Region and label listings
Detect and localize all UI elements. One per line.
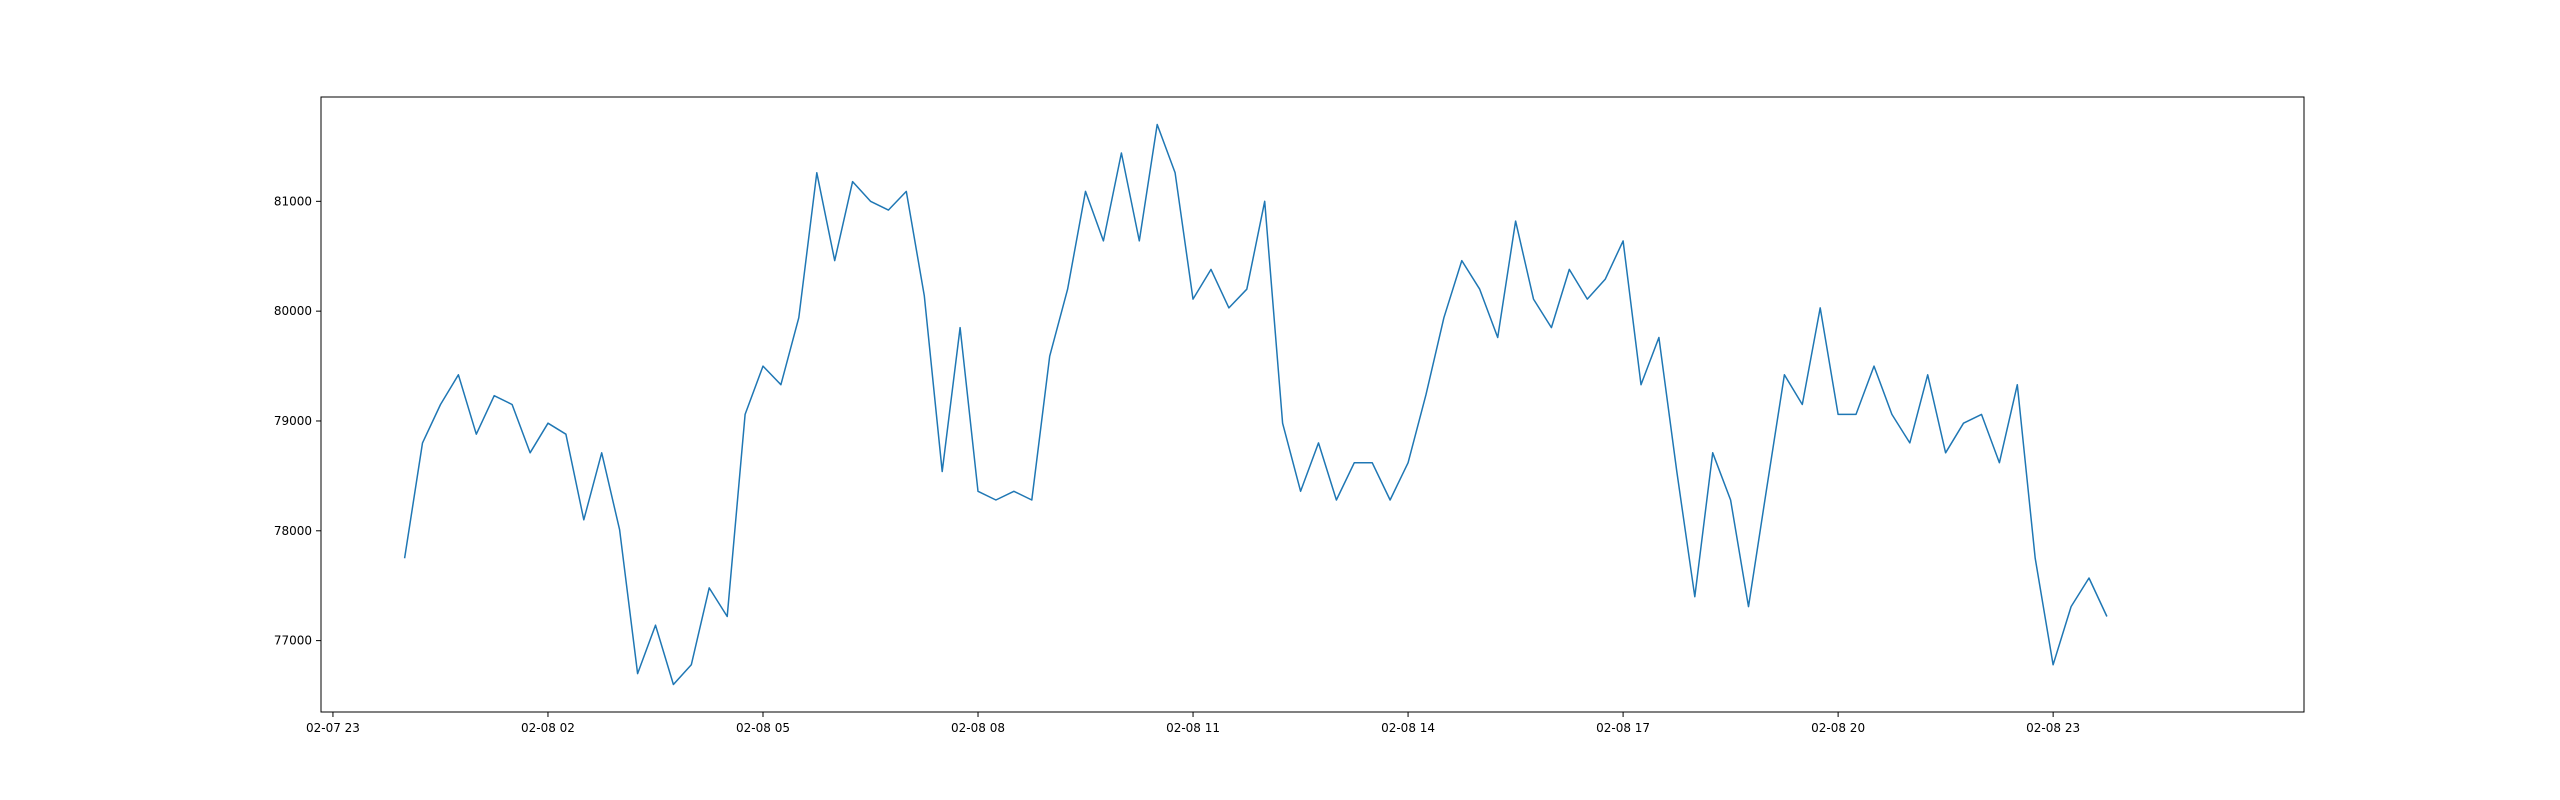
y-tick-label: 78000: [274, 524, 312, 538]
x-tick-label: 02-07 23: [306, 721, 360, 735]
x-tick-label: 02-08 17: [1596, 721, 1650, 735]
x-tick-label: 02-08 14: [1381, 721, 1435, 735]
x-tick-label: 02-08 02: [521, 721, 575, 735]
price-series-line: [403, 123, 2108, 686]
plot-area-frame: [320, 96, 2305, 713]
x-tick-label: 02-08 05: [736, 721, 790, 735]
x-tick-label: 02-08 20: [1811, 721, 1865, 735]
y-tick-label: 80000: [274, 304, 312, 318]
x-tick-label: 02-08 11: [1166, 721, 1220, 735]
x-axis: 02-07 23 02-08 02 02-08 05 02-08 08 02-08 11…: [306, 712, 2080, 735]
y-tick-label: 77000: [274, 634, 312, 648]
y-tick-label: 79000: [274, 414, 312, 428]
x-tick-label: 02-08 08: [951, 721, 1005, 735]
x-tick-label: 02-08 23: [2026, 721, 2080, 735]
y-axis: 77000 78000 79000 80000 81000: [274, 194, 321, 648]
y-tick-label: 81000: [274, 194, 312, 208]
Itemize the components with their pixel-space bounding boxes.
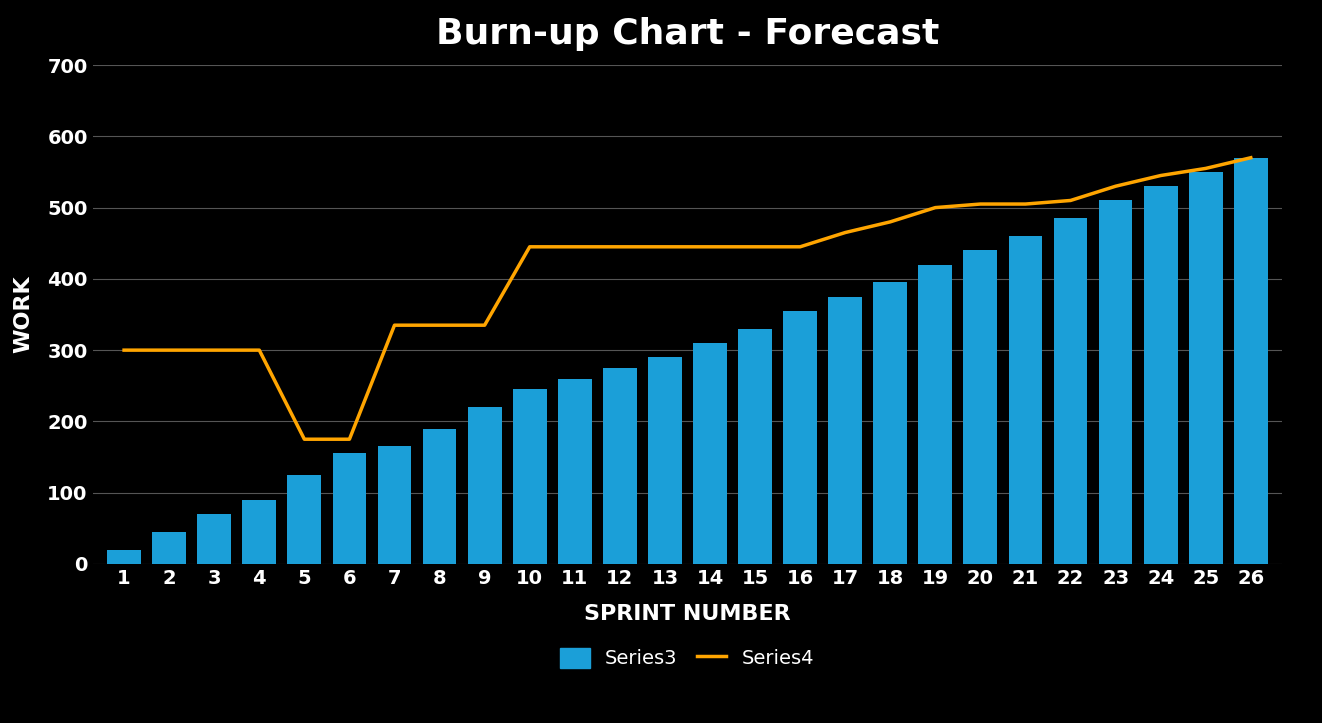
Bar xyxy=(423,429,456,564)
Bar xyxy=(1144,187,1178,564)
Bar xyxy=(648,357,682,564)
Bar xyxy=(1188,172,1223,564)
Bar xyxy=(874,283,907,564)
Bar xyxy=(468,407,501,564)
Bar xyxy=(513,389,546,564)
Bar xyxy=(107,549,141,564)
Bar xyxy=(333,453,366,564)
Bar xyxy=(1233,158,1268,564)
Bar xyxy=(603,368,637,564)
Y-axis label: WORK: WORK xyxy=(13,275,33,354)
Bar xyxy=(242,500,276,564)
Title: Burn-up Chart - Forecast: Burn-up Chart - Forecast xyxy=(436,17,939,51)
Bar xyxy=(919,265,952,564)
Bar xyxy=(1009,236,1042,564)
X-axis label: SPRINT NUMBER: SPRINT NUMBER xyxy=(584,604,791,625)
Bar xyxy=(287,475,321,564)
Bar xyxy=(1054,218,1088,564)
Bar xyxy=(693,343,727,564)
Bar xyxy=(964,250,997,564)
Bar xyxy=(378,446,411,564)
Legend: Series3, Series4: Series3, Series4 xyxy=(545,633,830,684)
Bar xyxy=(783,311,817,564)
Bar xyxy=(152,532,186,564)
Bar xyxy=(197,514,231,564)
Bar xyxy=(1099,200,1133,564)
Bar xyxy=(738,329,772,564)
Bar xyxy=(558,379,592,564)
Bar xyxy=(829,296,862,564)
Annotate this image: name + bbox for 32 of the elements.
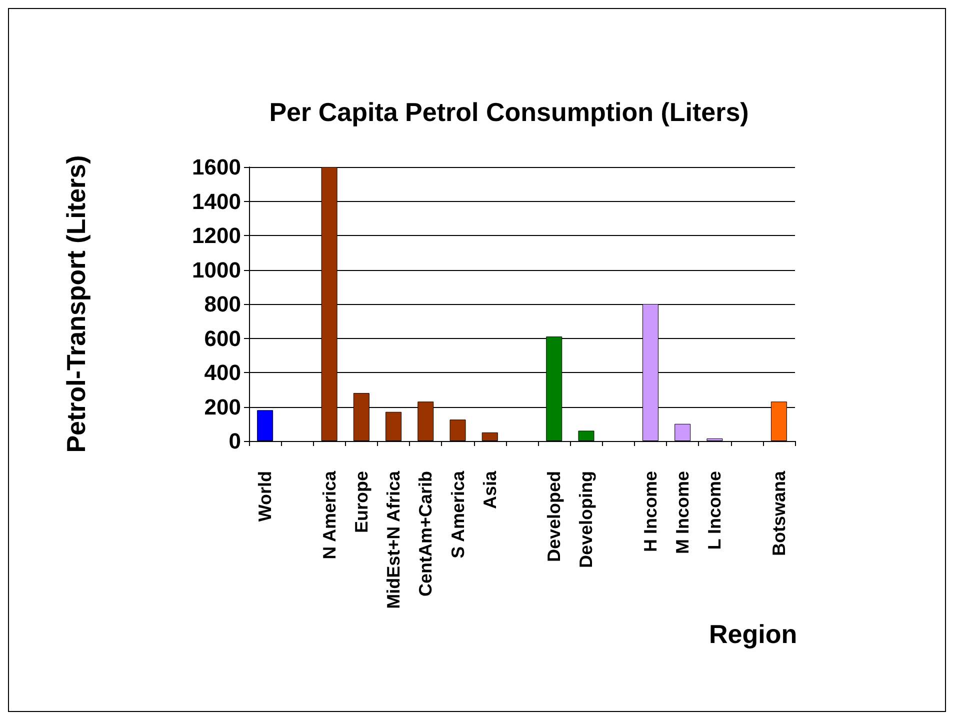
x-tick-label: S America [448,470,468,558]
y-tick-label: 1400 [192,188,241,214]
x-tick-label: N America [319,470,340,560]
x-tick-label: H Income [640,471,660,552]
y-tick-label: 200 [204,394,241,420]
y-tick-label: 600 [204,326,241,351]
bar [386,412,402,441]
x-tick-label: World [255,471,276,522]
chart-title: Per Capita Petrol Consumption (Liters) [269,97,749,127]
x-tick-label: MidEst+N Africa [384,470,404,609]
bar [674,424,691,441]
y-tick-label: 800 [204,292,241,316]
x-tick-label: Developing [576,471,596,568]
bar [578,430,594,441]
y-axis-title: Petrol-Transport (Liters) [61,155,91,453]
y-tick-label: 0 [228,428,241,454]
x-tick-label: L Income [704,471,725,550]
x-tick-label: Asia [480,470,500,510]
x-axis-title: Region [709,619,798,649]
bar [450,420,466,441]
y-tick-label: 1200 [192,223,241,248]
x-tick-label: M Income [672,471,693,554]
bar [257,410,274,441]
x-tick-label: CentAm+Carib [416,471,436,597]
y-tick-label: 1000 [192,257,241,282]
bar [482,432,498,441]
y-tick-label: 1600 [192,154,241,180]
x-tick-label: Developed [544,471,564,562]
y-tick-label: 400 [204,360,241,385]
x-tick-label: Europe [351,471,372,534]
bar [706,438,723,441]
x-tick-label: Botswana [768,470,789,556]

_What needs to be done:_
Rewrite the lines of the data from the line containing "Bar xyxy=(423,429,456,564)" through the line containing "Bar xyxy=(242,500,276,564)", substituting "Column" for every "Bar" and leaving everything else as it is. Give only those lines.

_Answer in full:_
Column xyxy=(423,429,456,564)
Column xyxy=(1144,187,1178,564)
Column xyxy=(648,357,682,564)
Column xyxy=(1188,172,1223,564)
Column xyxy=(874,283,907,564)
Column xyxy=(468,407,501,564)
Column xyxy=(513,389,546,564)
Column xyxy=(107,549,141,564)
Column xyxy=(333,453,366,564)
Column xyxy=(1233,158,1268,564)
Column xyxy=(603,368,637,564)
Y-axis label: WORK: WORK xyxy=(13,275,33,354)
Column xyxy=(242,500,276,564)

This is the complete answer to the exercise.